◆ DIRECTION ◆
Your task is to give the data again, exactly, with every line intact.

◆ RECORDS PROVIDED ◆
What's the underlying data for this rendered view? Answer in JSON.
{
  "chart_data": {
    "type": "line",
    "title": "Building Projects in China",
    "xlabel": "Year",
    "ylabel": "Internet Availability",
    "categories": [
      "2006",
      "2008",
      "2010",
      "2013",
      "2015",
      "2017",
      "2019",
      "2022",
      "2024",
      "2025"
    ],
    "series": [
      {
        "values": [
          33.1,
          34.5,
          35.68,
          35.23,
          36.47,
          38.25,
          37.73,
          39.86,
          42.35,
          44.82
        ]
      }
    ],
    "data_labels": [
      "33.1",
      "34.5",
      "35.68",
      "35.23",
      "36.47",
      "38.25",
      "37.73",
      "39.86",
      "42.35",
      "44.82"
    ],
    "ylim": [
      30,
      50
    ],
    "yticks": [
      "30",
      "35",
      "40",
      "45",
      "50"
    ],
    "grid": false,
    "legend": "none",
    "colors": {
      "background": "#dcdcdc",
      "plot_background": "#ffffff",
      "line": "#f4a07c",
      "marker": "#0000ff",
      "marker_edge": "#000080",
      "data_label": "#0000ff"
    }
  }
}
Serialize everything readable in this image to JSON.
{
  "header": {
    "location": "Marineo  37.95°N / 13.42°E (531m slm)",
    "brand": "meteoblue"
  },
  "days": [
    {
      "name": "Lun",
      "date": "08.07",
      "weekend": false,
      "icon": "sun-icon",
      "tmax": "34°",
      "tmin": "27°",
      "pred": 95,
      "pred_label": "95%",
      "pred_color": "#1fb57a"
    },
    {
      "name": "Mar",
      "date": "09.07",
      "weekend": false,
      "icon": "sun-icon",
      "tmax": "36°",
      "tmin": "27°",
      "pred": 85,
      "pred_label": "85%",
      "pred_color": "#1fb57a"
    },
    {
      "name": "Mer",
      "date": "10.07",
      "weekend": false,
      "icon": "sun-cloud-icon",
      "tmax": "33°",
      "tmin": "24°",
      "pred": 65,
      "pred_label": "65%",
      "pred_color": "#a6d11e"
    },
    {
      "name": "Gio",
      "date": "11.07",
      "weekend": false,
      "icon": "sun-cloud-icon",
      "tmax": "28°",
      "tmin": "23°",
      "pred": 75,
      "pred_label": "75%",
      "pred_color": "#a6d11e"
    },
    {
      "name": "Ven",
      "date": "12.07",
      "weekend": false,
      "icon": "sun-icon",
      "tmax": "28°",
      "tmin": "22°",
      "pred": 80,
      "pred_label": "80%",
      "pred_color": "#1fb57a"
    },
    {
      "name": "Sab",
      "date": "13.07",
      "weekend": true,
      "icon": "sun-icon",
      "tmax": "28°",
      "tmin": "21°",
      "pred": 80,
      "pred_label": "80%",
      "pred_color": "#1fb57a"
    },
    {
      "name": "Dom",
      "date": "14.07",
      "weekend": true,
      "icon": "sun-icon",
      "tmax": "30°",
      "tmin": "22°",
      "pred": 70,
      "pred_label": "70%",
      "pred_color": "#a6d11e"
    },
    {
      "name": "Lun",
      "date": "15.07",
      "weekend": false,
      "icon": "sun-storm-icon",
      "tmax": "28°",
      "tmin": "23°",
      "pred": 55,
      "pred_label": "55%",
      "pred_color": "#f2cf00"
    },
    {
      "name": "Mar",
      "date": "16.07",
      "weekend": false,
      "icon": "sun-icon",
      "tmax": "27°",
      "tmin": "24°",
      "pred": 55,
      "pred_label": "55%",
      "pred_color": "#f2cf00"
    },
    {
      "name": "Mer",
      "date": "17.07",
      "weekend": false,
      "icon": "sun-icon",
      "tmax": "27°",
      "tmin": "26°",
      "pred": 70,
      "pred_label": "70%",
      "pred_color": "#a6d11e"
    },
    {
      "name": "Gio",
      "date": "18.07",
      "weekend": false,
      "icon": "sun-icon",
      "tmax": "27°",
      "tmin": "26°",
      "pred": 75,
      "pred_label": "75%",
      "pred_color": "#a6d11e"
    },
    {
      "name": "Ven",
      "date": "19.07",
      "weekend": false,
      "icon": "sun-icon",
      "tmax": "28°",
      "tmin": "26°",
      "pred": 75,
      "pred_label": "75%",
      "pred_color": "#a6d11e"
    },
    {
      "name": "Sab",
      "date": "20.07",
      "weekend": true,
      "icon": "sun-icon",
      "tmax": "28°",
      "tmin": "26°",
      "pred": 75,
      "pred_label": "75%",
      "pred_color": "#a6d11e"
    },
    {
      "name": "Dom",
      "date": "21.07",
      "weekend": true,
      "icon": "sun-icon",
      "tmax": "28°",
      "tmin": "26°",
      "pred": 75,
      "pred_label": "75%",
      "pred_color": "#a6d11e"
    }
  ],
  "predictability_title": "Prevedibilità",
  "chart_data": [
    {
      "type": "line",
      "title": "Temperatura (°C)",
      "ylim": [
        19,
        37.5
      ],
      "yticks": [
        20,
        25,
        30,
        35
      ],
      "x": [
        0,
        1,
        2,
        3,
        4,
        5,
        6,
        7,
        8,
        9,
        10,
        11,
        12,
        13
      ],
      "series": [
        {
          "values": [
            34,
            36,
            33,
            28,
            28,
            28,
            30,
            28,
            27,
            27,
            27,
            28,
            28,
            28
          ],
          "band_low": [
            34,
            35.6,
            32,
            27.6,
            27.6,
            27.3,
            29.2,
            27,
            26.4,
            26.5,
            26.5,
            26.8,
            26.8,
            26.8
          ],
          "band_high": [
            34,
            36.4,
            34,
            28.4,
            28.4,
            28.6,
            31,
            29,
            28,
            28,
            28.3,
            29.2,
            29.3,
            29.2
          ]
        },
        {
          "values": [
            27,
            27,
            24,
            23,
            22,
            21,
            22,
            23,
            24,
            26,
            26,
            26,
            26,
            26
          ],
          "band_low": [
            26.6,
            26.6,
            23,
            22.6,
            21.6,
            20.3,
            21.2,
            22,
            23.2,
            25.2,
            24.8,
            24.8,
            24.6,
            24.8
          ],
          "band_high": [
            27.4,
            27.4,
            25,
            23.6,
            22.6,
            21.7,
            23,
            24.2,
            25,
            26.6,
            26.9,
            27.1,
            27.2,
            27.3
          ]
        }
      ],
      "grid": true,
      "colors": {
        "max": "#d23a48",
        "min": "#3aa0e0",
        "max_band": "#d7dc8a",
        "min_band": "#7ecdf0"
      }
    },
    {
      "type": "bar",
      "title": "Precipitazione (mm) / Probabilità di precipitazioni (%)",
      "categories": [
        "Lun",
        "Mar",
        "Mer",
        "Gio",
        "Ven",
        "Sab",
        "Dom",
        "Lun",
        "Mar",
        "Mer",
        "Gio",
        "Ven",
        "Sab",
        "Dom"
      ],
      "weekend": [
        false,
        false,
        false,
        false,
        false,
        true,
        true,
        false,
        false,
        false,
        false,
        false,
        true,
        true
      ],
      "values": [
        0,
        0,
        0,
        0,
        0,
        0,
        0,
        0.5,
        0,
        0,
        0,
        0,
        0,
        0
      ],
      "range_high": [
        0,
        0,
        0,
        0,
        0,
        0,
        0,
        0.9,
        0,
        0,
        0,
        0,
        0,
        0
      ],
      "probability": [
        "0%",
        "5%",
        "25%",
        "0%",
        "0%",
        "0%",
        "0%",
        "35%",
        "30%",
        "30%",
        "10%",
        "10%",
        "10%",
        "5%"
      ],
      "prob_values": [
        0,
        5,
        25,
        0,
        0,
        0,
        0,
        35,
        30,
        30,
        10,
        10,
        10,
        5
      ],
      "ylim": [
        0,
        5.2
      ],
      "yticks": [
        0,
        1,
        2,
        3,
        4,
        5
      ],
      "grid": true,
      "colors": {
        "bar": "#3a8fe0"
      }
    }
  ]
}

◆ SOLUTION TO THE PROBLEM ◆
What's the underlying data for this rendered view? Answer in JSON.
{
  "chart_data": {
    "type": "line",
    "title": "Building Projects in China",
    "xlabel": "Year",
    "ylabel": "Internet Availability",
    "categories": [
      "2006",
      "2008",
      "2010",
      "2013",
      "2015",
      "2017",
      "2019",
      "2022",
      "2024",
      "2025"
    ],
    "series": [
      {
        "values": [
          33.1,
          34.5,
          35.68,
          35.23,
          36.47,
          38.25,
          37.73,
          39.86,
          42.35,
          44.82
        ]
      }
    ],
    "data_labels": [
      "33.1",
      "34.5",
      "35.68",
      "35.23",
      "36.47",
      "38.25",
      "37.73",
      "39.86",
      "42.35",
      "44.82"
    ],
    "ylim": [
      30,
      50
    ],
    "yticks": [
      "30",
      "35",
      "40",
      "45",
      "50"
    ],
    "grid": false,
    "legend": "none",
    "colors": {
      "background": "#dcdcdc",
      "plot_background": "#ffffff",
      "line": "#f4a07c",
      "marker": "#0000ff",
      "marker_edge": "#000080",
      "data_label": "#0000ff"
    }
  }
}
Serialize everything readable in this image to JSON.
{
  "header": {
    "location": "Marineo  37.95°N / 13.42°E (531m slm)",
    "brand": "meteoblue"
  },
  "days": [
    {
      "name": "Lun",
      "date": "08.07",
      "weekend": false,
      "icon": "sun-icon",
      "tmax": "34°",
      "tmin": "27°",
      "pred": 95,
      "pred_label": "95%",
      "pred_color": "#1fb57a"
    },
    {
      "name": "Mar",
      "date": "09.07",
      "weekend": false,
      "icon": "sun-icon",
      "tmax": "36°",
      "tmin": "27°",
      "pred": 85,
      "pred_label": "85%",
      "pred_color": "#1fb57a"
    },
    {
      "name": "Mer",
      "date": "10.07",
      "weekend": false,
      "icon": "sun-cloud-icon",
      "tmax": "33°",
      "tmin": "24°",
      "pred": 65,
      "pred_label": "65%",
      "pred_color": "#a6d11e"
    },
    {
      "name": "Gio",
      "date": "11.07",
      "weekend": false,
      "icon": "sun-cloud-icon",
      "tmax": "28°",
      "tmin": "23°",
      "pred": 75,
      "pred_label": "75%",
      "pred_color": "#a6d11e"
    },
    {
      "name": "Ven",
      "date": "12.07",
      "weekend": false,
      "icon": "sun-icon",
      "tmax": "28°",
      "tmin": "22°",
      "pred": 80,
      "pred_label": "80%",
      "pred_color": "#1fb57a"
    },
    {
      "name": "Sab",
      "date": "13.07",
      "weekend": true,
      "icon": "sun-icon",
      "tmax": "28°",
      "tmin": "21°",
      "pred": 80,
      "pred_label": "80%",
      "pred_color": "#1fb57a"
    },
    {
      "name": "Dom",
      "date": "14.07",
      "weekend": true,
      "icon": "sun-icon",
      "tmax": "30°",
      "tmin": "22°",
      "pred": 70,
      "pred_label": "70%",
      "pred_color": "#a6d11e"
    },
    {
      "name": "Lun",
      "date": "15.07",
      "weekend": false,
      "icon": "sun-storm-icon",
      "tmax": "28°",
      "tmin": "23°",
      "pred": 55,
      "pred_label": "55%",
      "pred_color": "#f2cf00"
    },
    {
      "name": "Mar",
      "date": "16.07",
      "weekend": false,
      "icon": "sun-icon",
      "tmax": "27°",
      "tmin": "24°",
      "pred": 55,
      "pred_label": "55%",
      "pred_color": "#f2cf00"
    },
    {
      "name": "Mer",
      "date": "17.07",
      "weekend": false,
      "icon": "sun-icon",
      "tmax": "27°",
      "tmin": "26°",
      "pred": 70,
      "pred_label": "70%",
      "pred_color": "#a6d11e"
    },
    {
      "name": "Gio",
      "date": "18.07",
      "weekend": false,
      "icon": "sun-icon",
      "tmax": "27°",
      "tmin": "26°",
      "pred": 75,
      "pred_label": "75%",
      "pred_color": "#a6d11e"
    },
    {
      "name": "Ven",
      "date": "19.07",
      "weekend": false,
      "icon": "sun-icon",
      "tmax": "28°",
      "tmin": "26°",
      "pred": 75,
      "pred_label": "75%",
      "pred_color": "#a6d11e"
    },
    {
      "name": "Sab",
      "date": "20.07",
      "weekend": true,
      "icon": "sun-icon",
      "tmax": "28°",
      "tmin": "26°",
      "pred": 75,
      "pred_label": "75%",
      "pred_color": "#a6d11e"
    },
    {
      "name": "Dom",
      "date": "21.07",
      "weekend": true,
      "icon": "sun-icon",
      "tmax": "28°",
      "tmin": "26°",
      "pred": 75,
      "pred_label": "75%",
      "pred_color": "#a6d11e"
    }
  ],
  "predictability_title": "Prevedibilità",
  "chart_data": [
    {
      "type": "line",
      "title": "Temperatura (°C)",
      "ylim": [
        19,
        37.5
      ],
      "yticks": [
        20,
        25,
        30,
        35
      ],
      "x": [
        0,
        1,
        2,
        3,
        4,
        5,
        6,
        7,
        8,
        9,
        10,
        11,
        12,
        13
      ],
      "series": [
        {
          "values": [
            34,
            36,
            33,
            28,
            28,
            28,
            30,
            28,
            27,
            27,
            27,
            28,
            28,
            28
          ],
          "band_low": [
            34,
            35.6,
            32,
            27.6,
            27.6,
            27.3,
            29.2,
            27,
            26.4,
            26.5,
            26.5,
            26.8,
            26.8,
            26.8
          ],
          "band_high": [
            34,
            36.4,
            34,
            28.4,
            28.4,
            28.6,
            31,
            29,
            28,
            28,
            28.3,
            29.2,
            29.3,
            29.2
          ]
        },
        {
          "values": [
            27,
            27,
            24,
            23,
            22,
            21,
            22,
            23,
            24,
            26,
            26,
            26,
            26,
            26
          ],
          "band_low": [
            26.6,
            26.6,
            23,
            22.6,
            21.6,
            20.3,
            21.2,
            22,
            23.2,
            25.2,
            24.8,
            24.8,
            24.6,
            24.8
          ],
          "band_high": [
            27.4,
            27.4,
            25,
            23.6,
            22.6,
            21.7,
            23,
            24.2,
            25,
            26.6,
            26.9,
            27.1,
            27.2,
            27.3
          ]
        }
      ],
      "grid": true,
      "colors": {
        "max": "#d23a48",
        "min": "#3aa0e0",
        "max_band": "#d7dc8a",
        "min_band": "#7ecdf0"
      }
    },
    {
      "type": "bar",
      "title": "Precipitazione (mm) / Probabilità di precipitazioni (%)",
      "categories": [
        "Lun",
        "Mar",
        "Mer",
        "Gio",
        "Ven",
        "Sab",
        "Dom",
        "Lun",
        "Mar",
        "Mer",
        "Gio",
        "Ven",
        "Sab",
        "Dom"
      ],
      "weekend": [
        false,
        false,
        false,
        false,
        false,
        true,
        true,
        false,
        false,
        false,
        false,
        false,
        true,
        true
      ],
      "values": [
        0,
        0,
        0,
        0,
        0,
        0,
        0,
        0.5,
        0,
        0,
        0,
        0,
        0,
        0
      ],
      "range_high": [
        0,
        0,
        0,
        0,
        0,
        0,
        0,
        0.9,
        0,
        0,
        0,
        0,
        0,
        0
      ],
      "probability": [
        "0%",
        "5%",
        "25%",
        "0%",
        "0%",
        "0%",
        "0%",
        "35%",
        "30%",
        "30%",
        "10%",
        "10%",
        "10%",
        "5%"
      ],
      "prob_values": [
        0,
        5,
        25,
        0,
        0,
        0,
        0,
        35,
        30,
        30,
        10,
        10,
        10,
        5
      ],
      "ylim": [
        0,
        5.2
      ],
      "yticks": [
        0,
        1,
        2,
        3,
        4,
        5
      ],
      "grid": true,
      "colors": {
        "bar": "#3a8fe0"
      }
    }
  ]
}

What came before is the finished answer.